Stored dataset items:
########

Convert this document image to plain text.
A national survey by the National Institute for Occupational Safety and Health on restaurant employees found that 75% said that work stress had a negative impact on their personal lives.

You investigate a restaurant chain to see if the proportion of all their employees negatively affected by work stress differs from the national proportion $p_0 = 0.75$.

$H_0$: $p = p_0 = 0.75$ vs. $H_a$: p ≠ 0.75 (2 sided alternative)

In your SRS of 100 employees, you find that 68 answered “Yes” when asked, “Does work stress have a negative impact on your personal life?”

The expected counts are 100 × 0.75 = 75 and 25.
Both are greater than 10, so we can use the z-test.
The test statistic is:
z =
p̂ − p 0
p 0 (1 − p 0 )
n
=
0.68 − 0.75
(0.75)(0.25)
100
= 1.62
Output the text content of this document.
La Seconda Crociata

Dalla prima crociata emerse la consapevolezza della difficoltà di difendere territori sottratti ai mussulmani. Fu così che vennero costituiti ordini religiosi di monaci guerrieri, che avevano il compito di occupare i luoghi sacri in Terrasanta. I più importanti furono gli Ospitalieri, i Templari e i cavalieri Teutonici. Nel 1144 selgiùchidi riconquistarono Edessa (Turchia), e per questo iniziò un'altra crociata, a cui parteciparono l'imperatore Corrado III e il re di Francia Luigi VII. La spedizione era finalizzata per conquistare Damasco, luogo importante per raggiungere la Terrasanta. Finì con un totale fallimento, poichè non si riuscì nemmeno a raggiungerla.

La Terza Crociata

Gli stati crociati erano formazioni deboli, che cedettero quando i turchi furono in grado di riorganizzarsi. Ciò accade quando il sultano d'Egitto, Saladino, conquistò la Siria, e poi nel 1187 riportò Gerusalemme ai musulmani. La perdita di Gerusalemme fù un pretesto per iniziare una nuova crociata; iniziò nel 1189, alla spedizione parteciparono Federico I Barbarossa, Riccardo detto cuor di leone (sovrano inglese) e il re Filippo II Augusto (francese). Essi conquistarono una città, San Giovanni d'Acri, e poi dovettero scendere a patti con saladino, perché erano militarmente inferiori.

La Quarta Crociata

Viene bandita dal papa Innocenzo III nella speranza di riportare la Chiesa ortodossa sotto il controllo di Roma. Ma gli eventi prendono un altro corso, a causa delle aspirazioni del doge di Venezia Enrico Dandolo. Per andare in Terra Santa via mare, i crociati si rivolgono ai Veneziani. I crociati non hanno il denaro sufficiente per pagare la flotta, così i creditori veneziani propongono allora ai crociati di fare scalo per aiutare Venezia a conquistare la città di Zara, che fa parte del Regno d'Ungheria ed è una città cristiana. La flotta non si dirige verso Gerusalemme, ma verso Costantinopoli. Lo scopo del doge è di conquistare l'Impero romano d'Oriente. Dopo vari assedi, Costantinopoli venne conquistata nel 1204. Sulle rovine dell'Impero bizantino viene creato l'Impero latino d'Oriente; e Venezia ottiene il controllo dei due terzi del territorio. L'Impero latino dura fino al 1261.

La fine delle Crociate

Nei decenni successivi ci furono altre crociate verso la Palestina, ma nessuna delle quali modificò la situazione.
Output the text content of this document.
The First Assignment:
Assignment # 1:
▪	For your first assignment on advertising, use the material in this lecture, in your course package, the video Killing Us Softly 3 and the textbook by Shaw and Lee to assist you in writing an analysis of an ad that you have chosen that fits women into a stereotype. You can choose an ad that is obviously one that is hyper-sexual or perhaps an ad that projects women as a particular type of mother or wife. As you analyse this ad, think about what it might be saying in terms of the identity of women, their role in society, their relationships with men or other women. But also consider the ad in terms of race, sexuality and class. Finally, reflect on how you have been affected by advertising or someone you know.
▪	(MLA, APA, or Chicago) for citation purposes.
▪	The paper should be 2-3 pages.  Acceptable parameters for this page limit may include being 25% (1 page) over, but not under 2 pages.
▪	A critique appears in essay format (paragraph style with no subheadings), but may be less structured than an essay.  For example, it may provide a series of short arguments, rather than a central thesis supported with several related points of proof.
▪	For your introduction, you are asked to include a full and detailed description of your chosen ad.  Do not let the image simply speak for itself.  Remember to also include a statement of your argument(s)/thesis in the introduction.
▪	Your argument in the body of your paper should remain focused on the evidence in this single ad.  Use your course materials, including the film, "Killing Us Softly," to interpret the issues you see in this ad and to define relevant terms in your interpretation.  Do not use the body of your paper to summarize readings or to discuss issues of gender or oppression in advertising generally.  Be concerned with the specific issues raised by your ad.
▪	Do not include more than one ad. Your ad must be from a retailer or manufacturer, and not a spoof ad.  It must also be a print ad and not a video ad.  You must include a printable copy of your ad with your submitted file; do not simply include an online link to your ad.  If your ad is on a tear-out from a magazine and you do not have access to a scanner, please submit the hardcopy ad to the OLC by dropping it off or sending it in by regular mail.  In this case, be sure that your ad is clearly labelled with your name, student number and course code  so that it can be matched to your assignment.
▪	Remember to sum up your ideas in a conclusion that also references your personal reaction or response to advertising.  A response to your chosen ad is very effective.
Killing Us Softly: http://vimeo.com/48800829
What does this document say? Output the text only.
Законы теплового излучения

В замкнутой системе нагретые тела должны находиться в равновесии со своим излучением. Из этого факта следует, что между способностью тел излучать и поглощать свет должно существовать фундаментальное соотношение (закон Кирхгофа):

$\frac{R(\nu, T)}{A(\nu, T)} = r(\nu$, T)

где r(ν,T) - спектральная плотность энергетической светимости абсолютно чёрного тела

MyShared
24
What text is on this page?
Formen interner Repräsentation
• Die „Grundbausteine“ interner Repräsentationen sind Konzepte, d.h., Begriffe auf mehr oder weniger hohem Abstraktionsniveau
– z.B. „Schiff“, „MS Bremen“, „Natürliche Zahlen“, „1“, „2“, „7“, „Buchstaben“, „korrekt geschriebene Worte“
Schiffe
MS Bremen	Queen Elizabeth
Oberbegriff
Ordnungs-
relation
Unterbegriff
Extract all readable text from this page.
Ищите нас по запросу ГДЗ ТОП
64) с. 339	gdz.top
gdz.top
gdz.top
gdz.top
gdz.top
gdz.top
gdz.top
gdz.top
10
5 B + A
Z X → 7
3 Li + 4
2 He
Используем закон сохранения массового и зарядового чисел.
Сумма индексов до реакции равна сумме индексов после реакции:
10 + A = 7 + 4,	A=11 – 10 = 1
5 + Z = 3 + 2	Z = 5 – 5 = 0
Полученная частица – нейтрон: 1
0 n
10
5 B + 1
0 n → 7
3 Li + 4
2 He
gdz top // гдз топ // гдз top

########

SHORT TASK. Print out the whole listing exactly as it appears.

COMPLETE RESPONSE.
Convert this document image to plain text.
A national survey by the National Institute for Occupational Safety and Health on restaurant employees found that 75% said that work stress had a negative impact on their personal lives.

You investigate a restaurant chain to see if the proportion of all their employees negatively affected by work stress differs from the national proportion $p_0 = 0.75$.

$H_0$: $p = p_0 = 0.75$ vs. $H_a$: p ≠ 0.75 (2 sided alternative)

In your SRS of 100 employees, you find that 68 answered “Yes” when asked, “Does work stress have a negative impact on your personal life?”

The expected counts are 100 × 0.75 = 75 and 25.
Both are greater than 10, so we can use the z-test.
The test statistic is:
z =
p̂ − p 0
p 0 (1 − p 0 )
n
=
0.68 − 0.75
(0.75)(0.25)
100
= 1.62
Output the text content of this document.
La Seconda Crociata

Dalla prima crociata emerse la consapevolezza della difficoltà di difendere territori sottratti ai mussulmani. Fu così che vennero costituiti ordini religiosi di monaci guerrieri, che avevano il compito di occupare i luoghi sacri in Terrasanta. I più importanti furono gli Ospitalieri, i Templari e i cavalieri Teutonici. Nel 1144 selgiùchidi riconquistarono Edessa (Turchia), e per questo iniziò un'altra crociata, a cui parteciparono l'imperatore Corrado III e il re di Francia Luigi VII. La spedizione era finalizzata per conquistare Damasco, luogo importante per raggiungere la Terrasanta. Finì con un totale fallimento, poichè non si riuscì nemmeno a raggiungerla.

La Terza Crociata

Gli stati crociati erano formazioni deboli, che cedettero quando i turchi furono in grado di riorganizzarsi. Ciò accade quando il sultano d'Egitto, Saladino, conquistò la Siria, e poi nel 1187 riportò Gerusalemme ai musulmani. La perdita di Gerusalemme fù un pretesto per iniziare una nuova crociata; iniziò nel 1189, alla spedizione parteciparono Federico I Barbarossa, Riccardo detto cuor di leone (sovrano inglese) e il re Filippo II Augusto (francese). Essi conquistarono una città, San Giovanni d'Acri, e poi dovettero scendere a patti con saladino, perché erano militarmente inferiori.

La Quarta Crociata

Viene bandita dal papa Innocenzo III nella speranza di riportare la Chiesa ortodossa sotto il controllo di Roma. Ma gli eventi prendono un altro corso, a causa delle aspirazioni del doge di Venezia Enrico Dandolo. Per andare in Terra Santa via mare, i crociati si rivolgono ai Veneziani. I crociati non hanno il denaro sufficiente per pagare la flotta, così i creditori veneziani propongono allora ai crociati di fare scalo per aiutare Venezia a conquistare la città di Zara, che fa parte del Regno d'Ungheria ed è una città cristiana. La flotta non si dirige verso Gerusalemme, ma verso Costantinopoli. Lo scopo del doge è di conquistare l'Impero romano d'Oriente. Dopo vari assedi, Costantinopoli venne conquistata nel 1204. Sulle rovine dell'Impero bizantino viene creato l'Impero latino d'Oriente; e Venezia ottiene il controllo dei due terzi del territorio. L'Impero latino dura fino al 1261.

La fine delle Crociate

Nei decenni successivi ci furono altre crociate verso la Palestina, ma nessuna delle quali modificò la situazione.
Output the text content of this document.
The First Assignment:
Assignment # 1:
▪	For your first assignment on advertising, use the material in this lecture, in your course package, the video Killing Us Softly 3 and the textbook by Shaw and Lee to assist you in writing an analysis of an ad that you have chosen that fits women into a stereotype. You can choose an ad that is obviously one that is hyper-sexual or perhaps an ad that projects women as a particular type of mother or wife. As you analyse this ad, think about what it might be saying in terms of the identity of women, their role in society, their relationships with men or other women. But also consider the ad in terms of race, sexuality and class. Finally, reflect on how you have been affected by advertising or someone you know.
▪	(MLA, APA, or Chicago) for citation purposes.
▪	The paper should be 2-3 pages.  Acceptable parameters for this page limit may include being 25% (1 page) over, but not under 2 pages.
▪	A critique appears in essay format (paragraph style with no subheadings), but may be less structured than an essay.  For example, it may provide a series of short arguments, rather than a central thesis supported with several related points of proof.
▪	For your introduction, you are asked to include a full and detailed description of your chosen ad.  Do not let the image simply speak for itself.  Remember to also include a statement of your argument(s)/thesis in the introduction.
▪	Your argument in the body of your paper should remain focused on the evidence in this single ad.  Use your course materials, including the film, "Killing Us Softly," to interpret the issues you see in this ad and to define relevant terms in your interpretation.  Do not use the body of your paper to summarize readings or to discuss issues of gender or oppression in advertising generally.  Be concerned with the specific issues raised by your ad.
▪	Do not include more than one ad. Your ad must be from a retailer or manufacturer, and not a spoof ad.  It must also be a print ad and not a video ad.  You must include a printable copy of your ad with your submitted file; do not simply include an online link to your ad.  If your ad is on a tear-out from a magazine and you do not have access to a scanner, please submit the hardcopy ad to the OLC by dropping it off or sending it in by regular mail.  In this case, be sure that your ad is clearly labelled with your name, student number and course code  so that it can be matched to your assignment.
▪	Remember to sum up your ideas in a conclusion that also references your personal reaction or response to advertising.  A response to your chosen ad is very effective.
Killing Us Softly: http://vimeo.com/48800829
What does this document say? Output the text only.
Законы теплового излучения

В замкнутой системе нагретые тела должны находиться в равновесии со своим излучением. Из этого факта следует, что между способностью тел излучать и поглощать свет должно существовать фундаментальное соотношение (закон Кирхгофа):

$\frac{R(\nu, T)}{A(\nu, T)} = r(\nu$, T)

где r(ν,T) - спектральная плотность энергетической светимости абсолютно чёрного тела

MyShared
24
What text is on this page?
Formen interner Repräsentation
• Die „Grundbausteine“ interner Repräsentationen sind Konzepte, d.h., Begriffe auf mehr oder weniger hohem Abstraktionsniveau
– z.B. „Schiff“, „MS Bremen“, „Natürliche Zahlen“, „1“, „2“, „7“, „Buchstaben“, „korrekt geschriebene Worte“
Schiffe
MS Bremen	Queen Elizabeth
Oberbegriff
Ordnungs-
relation
Unterbegriff
Extract all readable text from this page.
Ищите нас по запросу ГДЗ ТОП
64) с. 339	gdz.top
gdz.top
gdz.top
gdz.top
gdz.top
gdz.top
gdz.top
gdz.top
10
5 B + A
Z X → 7
3 Li + 4
2 He
Используем закон сохранения массового и зарядового чисел.
Сумма индексов до реакции равна сумме индексов после реакции:
10 + A = 7 + 4,	A=11 – 10 = 1
5 + Z = 3 + 2	Z = 5 – 5 = 0
Полученная частица – нейтрон: 1
0 n
10
5 B + 1
0 n → 7
3 Li + 4
2 He
gdz top // гдз топ // гдз top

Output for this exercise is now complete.